Please reproduce the following items line for line, with no changes.

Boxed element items
========================================

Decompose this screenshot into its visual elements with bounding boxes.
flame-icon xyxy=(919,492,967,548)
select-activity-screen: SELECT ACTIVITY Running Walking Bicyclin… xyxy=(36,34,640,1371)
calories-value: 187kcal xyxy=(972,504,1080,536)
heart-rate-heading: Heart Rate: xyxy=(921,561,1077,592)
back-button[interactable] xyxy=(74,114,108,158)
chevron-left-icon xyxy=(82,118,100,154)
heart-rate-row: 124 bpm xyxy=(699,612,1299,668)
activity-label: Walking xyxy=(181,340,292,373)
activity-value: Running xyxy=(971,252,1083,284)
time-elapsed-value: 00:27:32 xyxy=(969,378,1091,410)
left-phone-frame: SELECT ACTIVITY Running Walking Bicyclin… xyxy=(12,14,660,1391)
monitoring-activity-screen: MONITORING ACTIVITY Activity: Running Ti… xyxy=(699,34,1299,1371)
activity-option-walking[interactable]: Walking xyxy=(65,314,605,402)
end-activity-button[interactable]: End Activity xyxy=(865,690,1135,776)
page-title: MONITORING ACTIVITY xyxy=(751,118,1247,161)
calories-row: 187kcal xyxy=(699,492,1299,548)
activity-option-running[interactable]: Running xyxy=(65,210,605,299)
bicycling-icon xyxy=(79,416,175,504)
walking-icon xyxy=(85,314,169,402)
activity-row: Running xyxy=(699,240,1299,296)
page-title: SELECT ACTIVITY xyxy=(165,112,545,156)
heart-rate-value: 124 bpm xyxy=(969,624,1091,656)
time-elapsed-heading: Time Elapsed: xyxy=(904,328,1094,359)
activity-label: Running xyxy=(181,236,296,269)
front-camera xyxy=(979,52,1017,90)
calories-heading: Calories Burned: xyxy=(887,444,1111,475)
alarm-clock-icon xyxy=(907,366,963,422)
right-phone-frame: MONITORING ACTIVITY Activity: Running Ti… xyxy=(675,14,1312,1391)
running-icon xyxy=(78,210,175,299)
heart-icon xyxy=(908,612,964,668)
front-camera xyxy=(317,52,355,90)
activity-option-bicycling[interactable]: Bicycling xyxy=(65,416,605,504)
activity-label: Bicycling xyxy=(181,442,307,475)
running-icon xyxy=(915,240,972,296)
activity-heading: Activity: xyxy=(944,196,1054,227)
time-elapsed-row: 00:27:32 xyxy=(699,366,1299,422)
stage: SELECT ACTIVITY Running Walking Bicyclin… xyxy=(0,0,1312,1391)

========================================

◆ SOLUTION TO THIS EXERCISE
Decompose this screenshot into its visual elements with bounding boxes.
flame-icon xyxy=(919,492,967,548)
select-activity-screen: SELECT ACTIVITY Running Walking Bicyclin… xyxy=(36,34,640,1371)
calories-value: 187kcal xyxy=(972,504,1080,536)
heart-rate-heading: Heart Rate: xyxy=(921,561,1077,592)
back-button[interactable] xyxy=(74,114,108,158)
chevron-left-icon xyxy=(82,118,100,154)
heart-rate-row: 124 bpm xyxy=(699,612,1299,668)
activity-label: Walking xyxy=(181,340,292,373)
activity-value: Running xyxy=(971,252,1083,284)
time-elapsed-value: 00:27:32 xyxy=(969,378,1091,410)
left-phone-frame: SELECT ACTIVITY Running Walking Bicyclin… xyxy=(12,14,660,1391)
monitoring-activity-screen: MONITORING ACTIVITY Activity: Running Ti… xyxy=(699,34,1299,1371)
activity-option-walking[interactable]: Walking xyxy=(65,314,605,402)
end-activity-button[interactable]: End Activity xyxy=(865,690,1135,776)
page-title: MONITORING ACTIVITY xyxy=(751,118,1247,161)
calories-row: 187kcal xyxy=(699,492,1299,548)
activity-option-running[interactable]: Running xyxy=(65,210,605,299)
bicycling-icon xyxy=(79,416,175,504)
walking-icon xyxy=(85,314,169,402)
activity-row: Running xyxy=(699,240,1299,296)
page-title: SELECT ACTIVITY xyxy=(165,112,545,156)
heart-rate-value: 124 bpm xyxy=(969,624,1091,656)
time-elapsed-heading: Time Elapsed: xyxy=(904,328,1094,359)
activity-label: Running xyxy=(181,236,296,269)
front-camera xyxy=(979,52,1017,90)
calories-heading: Calories Burned: xyxy=(887,444,1111,475)
alarm-clock-icon xyxy=(907,366,963,422)
right-phone-frame: MONITORING ACTIVITY Activity: Running Ti… xyxy=(675,14,1312,1391)
running-icon xyxy=(78,210,175,299)
heart-icon xyxy=(908,612,964,668)
front-camera xyxy=(317,52,355,90)
activity-option-bicycling[interactable]: Bicycling xyxy=(65,416,605,504)
activity-label: Bicycling xyxy=(181,442,307,475)
running-icon xyxy=(915,240,972,296)
activity-heading: Activity: xyxy=(944,196,1054,227)
time-elapsed-row: 00:27:32 xyxy=(699,366,1299,422)
stage: SELECT ACTIVITY Running Walking Bicyclin… xyxy=(0,0,1312,1391)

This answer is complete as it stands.